*Exercise:* Retype the records below word for word and omit any image.

[Data records]
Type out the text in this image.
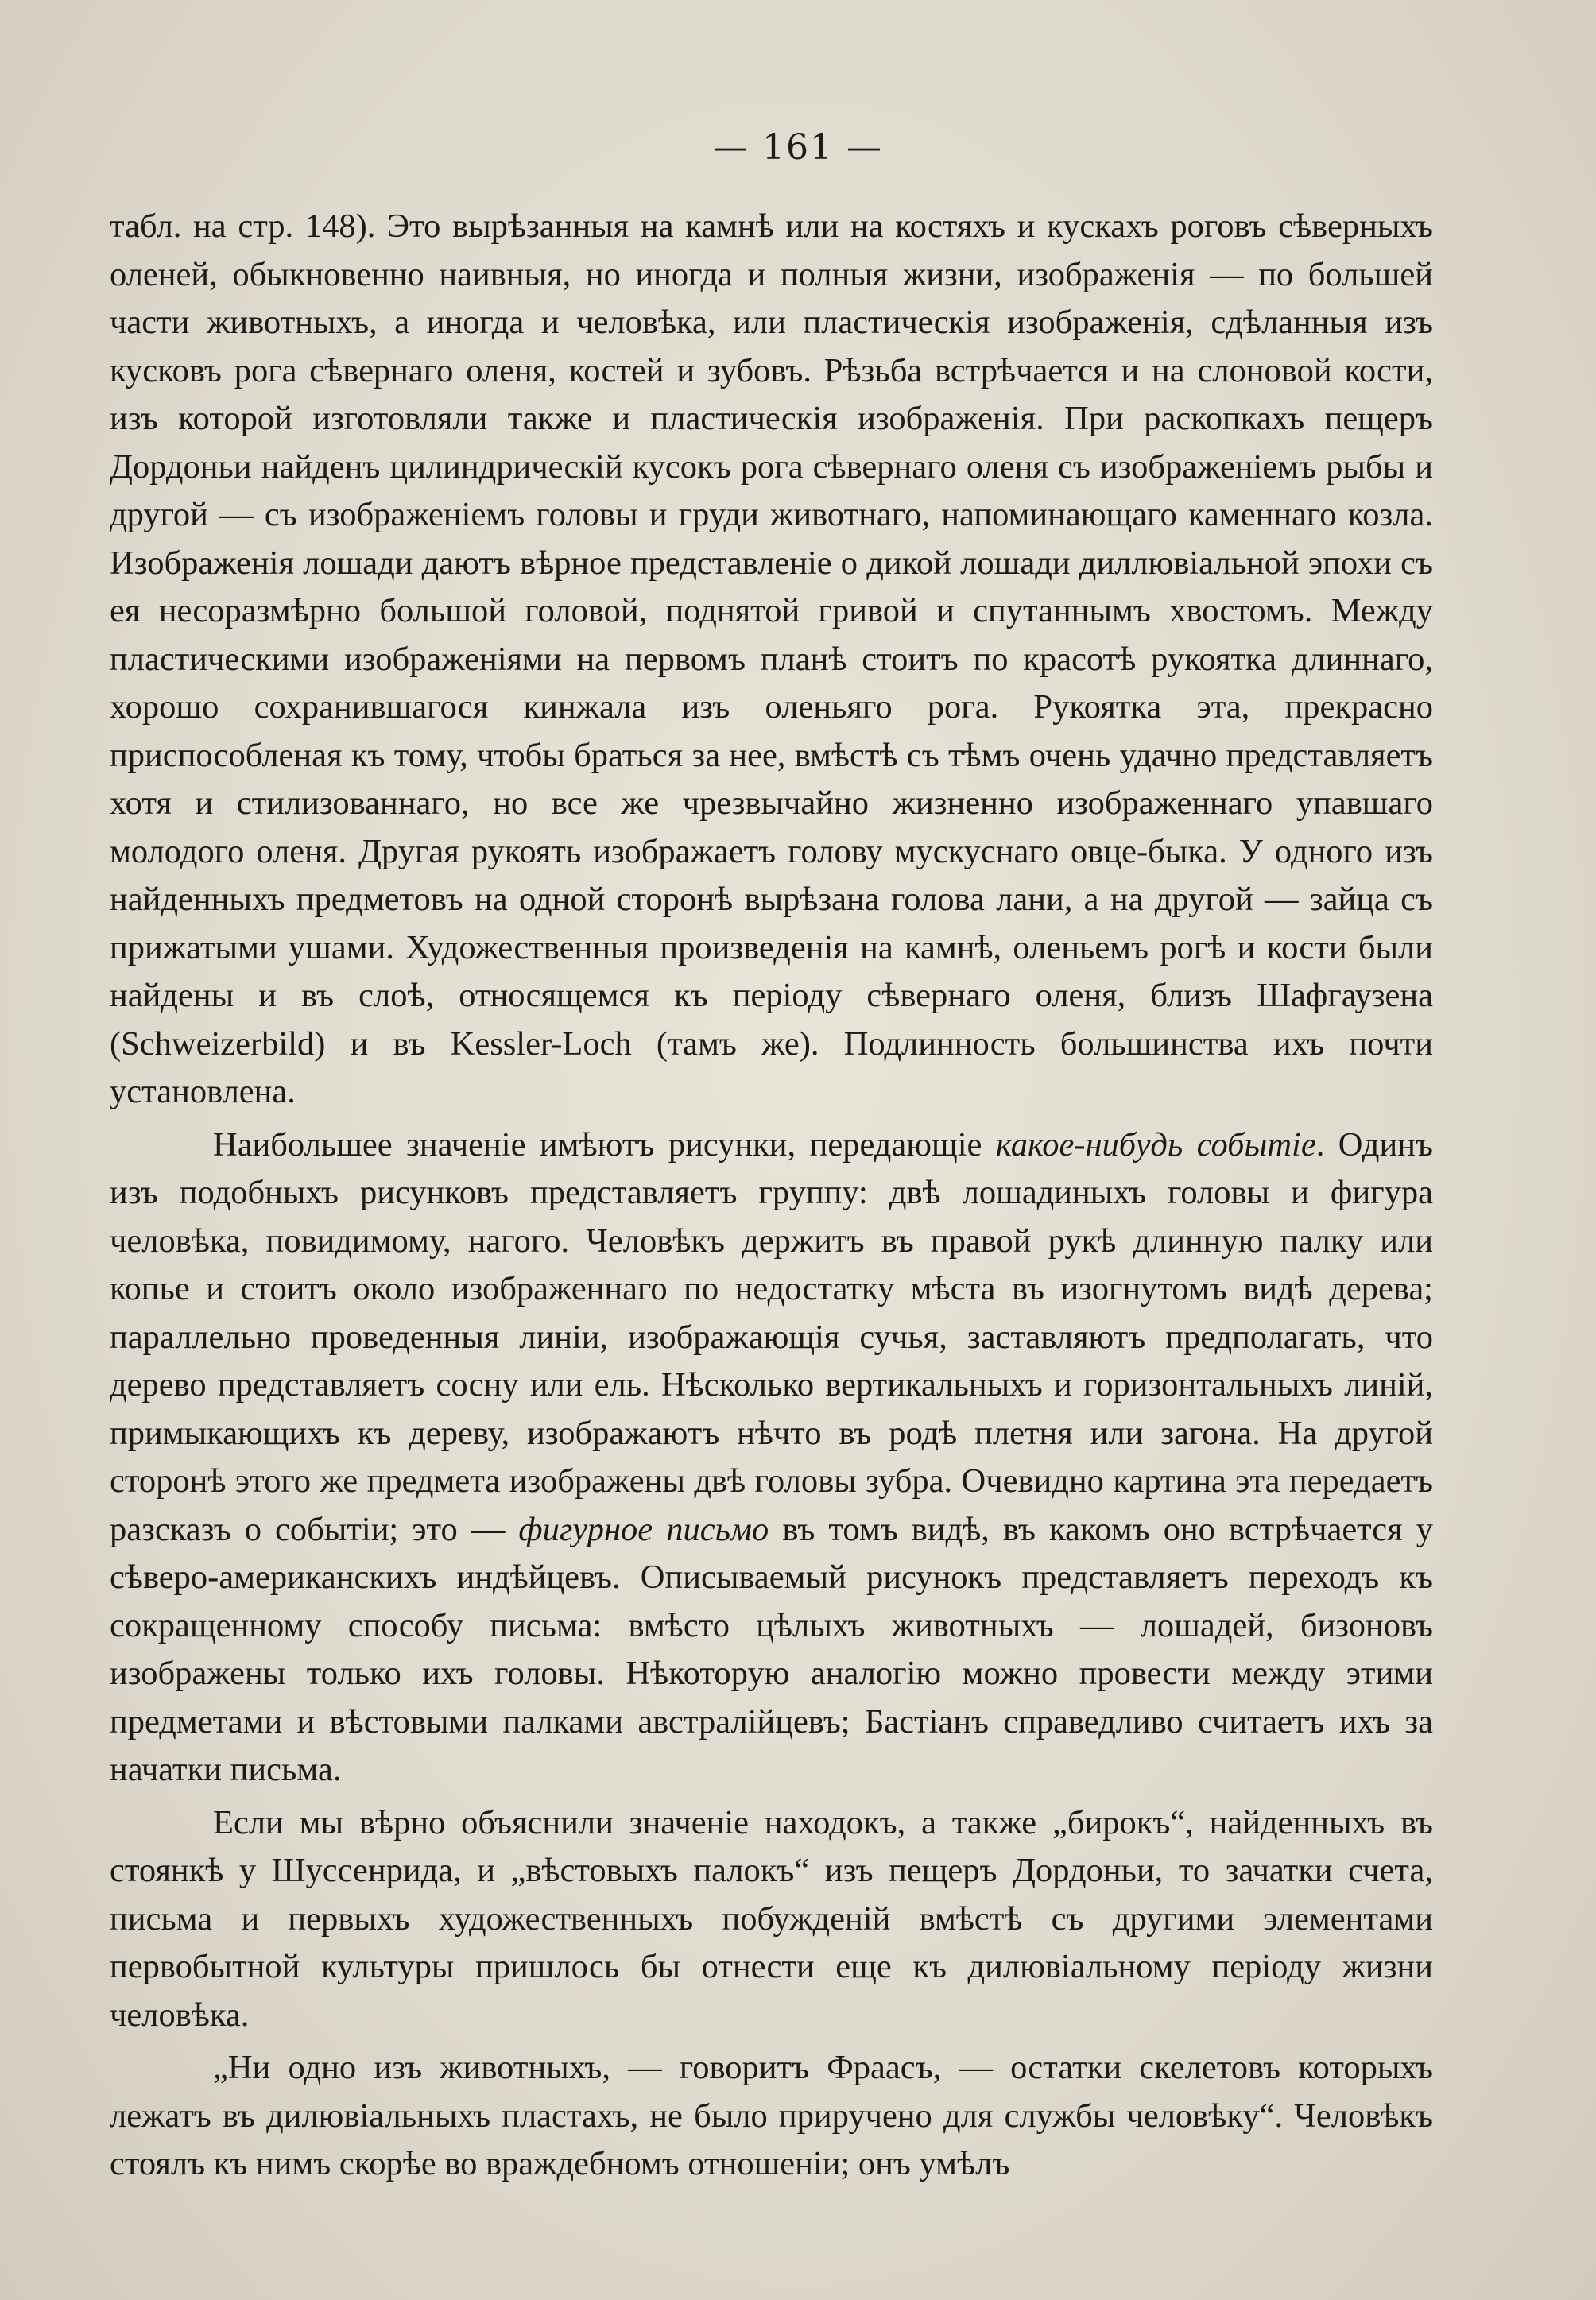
— 161 —

табл. на стр. 148). Это вырѣзанныя на камнѣ или на костяхъ и кускахъ роговъ сѣверныхъ оленей, обыкновенно наивныя, но иногда и полныя жизни, изображенія — по большей части животныхъ, а иногда и человѣка, или пластическія изображенія, сдѣланныя изъ кусковъ рога сѣвернаго оленя, костей и зубовъ. Рѣзьба встрѣчается и на слоновой кости, изъ которой изготовляли также и пластическія изображенія. При раскопкахъ пещеръ Дордоньи найденъ цилиндрическій кусокъ рога сѣвернаго оленя съ изображеніемъ рыбы и другой — съ изображеніемъ головы и груди животнаго, напоминающаго каменнаго козла. Изображенія лошади даютъ вѣрное представленіе о дикой лошади диллювіальной эпохи съ ея несоразмѣрно большой головой, поднятой гривой и спутаннымъ хвостомъ. Между пластическими изображеніями на первомъ планѣ стоитъ по красотѣ рукоятка длиннаго, хорошо сохранившагося кинжала изъ оленьяго рога. Рукоятка эта, прекрасно приспособленая къ тому, чтобы браться за нее, вмѣстѣ съ тѣмъ очень удачно представляетъ хотя и стилизованнаго, но все же чрезвычайно жизненно изображеннаго упавшаго молодого оленя. Другая рукоять изображаетъ голову мускуснаго овце-быка. У одного изъ найденныхъ предметовъ на одной сторонѣ вырѣзана голова лани, а на другой — зайца съ прижатыми ушами. Художественныя произведенія на камнѣ, оленьемъ рогѣ и кости были найдены и въ слоѣ, относящемся къ періоду сѣвернаго оленя, близъ Шафгаузена (Schweizerbild) и въ Kessler-Loch (тамъ же). Подлинность большинства ихъ почти установлена.

Наибольшее значеніе имѣютъ рисунки, передающіе какое-нибудь событіе. Одинъ изъ подобныхъ рисунковъ представляетъ группу: двѣ лошадиныхъ головы и фигура человѣка, повидимому, нагого. Человѣкъ держитъ въ правой рукѣ длинную палку или копье и стоитъ около изображеннаго по недостатку мѣста въ изогнутомъ видѣ дерева; параллельно проведенныя линіи, изображающія сучья, заставляютъ предполагать, что дерево представляетъ сосну или ель. Нѣсколько вертикальныхъ и горизонтальныхъ линій, примыкающихъ къ дереву, изображаютъ нѣчто въ родѣ плетня или загона. На другой сторонѣ этого же предмета изображены двѣ головы зубра. Очевидно картина эта передаетъ разсказъ о событіи; это — фигурное письмо въ томъ видѣ, въ какомъ оно встрѣчается у сѣверо-американскихъ индѣйцевъ. Описываемый рисунокъ представляетъ переходъ къ сокращенному способу письма: вмѣсто цѣлыхъ животныхъ — лошадей, бизоновъ изображены только ихъ головы. Нѣкоторую аналогію можно провести между этими предметами и вѣстовыми палками австралійцевъ; Бастіанъ справедливо считаетъ ихъ за начатки письма.

Если мы вѣрно объяснили значеніе находокъ, а также „бирокъ“, найденныхъ въ стоянкѣ у Шуссенрида, и „вѣстовыхъ палокъ“ изъ пещеръ Дордоньи, то зачатки счета, письма и первыхъ художественныхъ побужденій вмѣстѣ съ другими элементами первобытной культуры пришлось бы отнести еще къ дилювіальному періоду жизни человѣка.

„Ни одно изъ животныхъ, — говоритъ Фраасъ, — остатки скелетовъ которыхъ лежатъ въ дилювіальныхъ пластахъ, не было приручено для службы человѣку“. Человѣкъ стоялъ къ нимъ скорѣе во враждебномъ отношеніи; онъ умѣлъ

*Written answer:*
Type out the text in this image.
— 161 —

табл. на стр. 148). Это вырѣзанныя на камнѣ или на костяхъ и кускахъ роговъ сѣверныхъ оленей, обыкновенно наивныя, но иногда и полныя жизни, изображенія — по большей части животныхъ, а иногда и человѣка, или пластическія изображенія, сдѣланныя изъ кусковъ рога сѣвернаго оленя, костей и зубовъ. Рѣзьба встрѣчается и на слоновой кости, изъ которой изготовляли также и пластическія изображенія. При раскопкахъ пещеръ Дордоньи найденъ цилиндрическій кусокъ рога сѣвернаго оленя съ изображеніемъ рыбы и другой — съ изображеніемъ головы и груди животнаго, напоминающаго каменнаго козла. Изображенія лошади даютъ вѣрное представленіе о дикой лошади диллювіальной эпохи съ ея несоразмѣрно большой головой, поднятой гривой и спутаннымъ хвостомъ. Между пластическими изображеніями на первомъ планѣ стоитъ по красотѣ рукоятка длиннаго, хорошо сохранившагося кинжала изъ оленьяго рога. Рукоятка эта, прекрасно приспособленая къ тому, чтобы браться за нее, вмѣстѣ съ тѣмъ очень удачно представляетъ хотя и стилизованнаго, но все же чрезвычайно жизненно изображеннаго упавшаго молодого оленя. Другая рукоять изображаетъ голову мускуснаго овце-быка. У одного изъ найденныхъ предметовъ на одной сторонѣ вырѣзана голова лани, а на другой — зайца съ прижатыми ушами. Художественныя произведенія на камнѣ, оленьемъ рогѣ и кости были найдены и въ слоѣ, относящемся къ періоду сѣвернаго оленя, близъ Шафгаузена (Schweizerbild) и въ Kessler-Loch (тамъ же). Подлинность большинства ихъ почти установлена.

Наибольшее значеніе имѣютъ рисунки, передающіе какое-нибудь событіе. Одинъ изъ подобныхъ рисунковъ представляетъ группу: двѣ лошадиныхъ головы и фигура человѣка, повидимому, нагого. Человѣкъ держитъ въ правой рукѣ длинную палку или копье и стоитъ около изображеннаго по недостатку мѣста въ изогнутомъ видѣ дерева; параллельно проведенныя линіи, изображающія сучья, заставляютъ предполагать, что дерево представляетъ сосну или ель. Нѣсколько вертикальныхъ и горизонтальныхъ линій, примыкающихъ къ дереву, изображаютъ нѣчто въ родѣ плетня или загона. На другой сторонѣ этого же предмета изображены двѣ головы зубра. Очевидно картина эта передаетъ разсказъ о событіи; это — фигурное письмо въ томъ видѣ, въ какомъ оно встрѣчается у сѣверо-американскихъ индѣйцевъ. Описываемый рисунокъ представляетъ переходъ къ сокращенному способу письма: вмѣсто цѣлыхъ животныхъ — лошадей, бизоновъ изображены только ихъ головы. Нѣкоторую аналогію можно провести между этими предметами и вѣстовыми палками австралійцевъ; Бастіанъ справедливо считаетъ ихъ за начатки письма.

Если мы вѣрно объяснили значеніе находокъ, а также „бирокъ“, найденныхъ въ стоянкѣ у Шуссенрида, и „вѣстовыхъ палокъ“ изъ пещеръ Дордоньи, то зачатки счета, письма и первыхъ художественныхъ побужденій вмѣстѣ съ другими элементами первобытной культуры пришлось бы отнести еще къ дилювіальному періоду жизни человѣка.

„Ни одно изъ животныхъ, — говоритъ Фраасъ, — остатки скелетовъ которыхъ лежатъ въ дилювіальныхъ пластахъ, не было приручено для службы человѣку“. Человѣкъ стоялъ къ нимъ скорѣе во враждебномъ отношеніи; онъ умѣлъ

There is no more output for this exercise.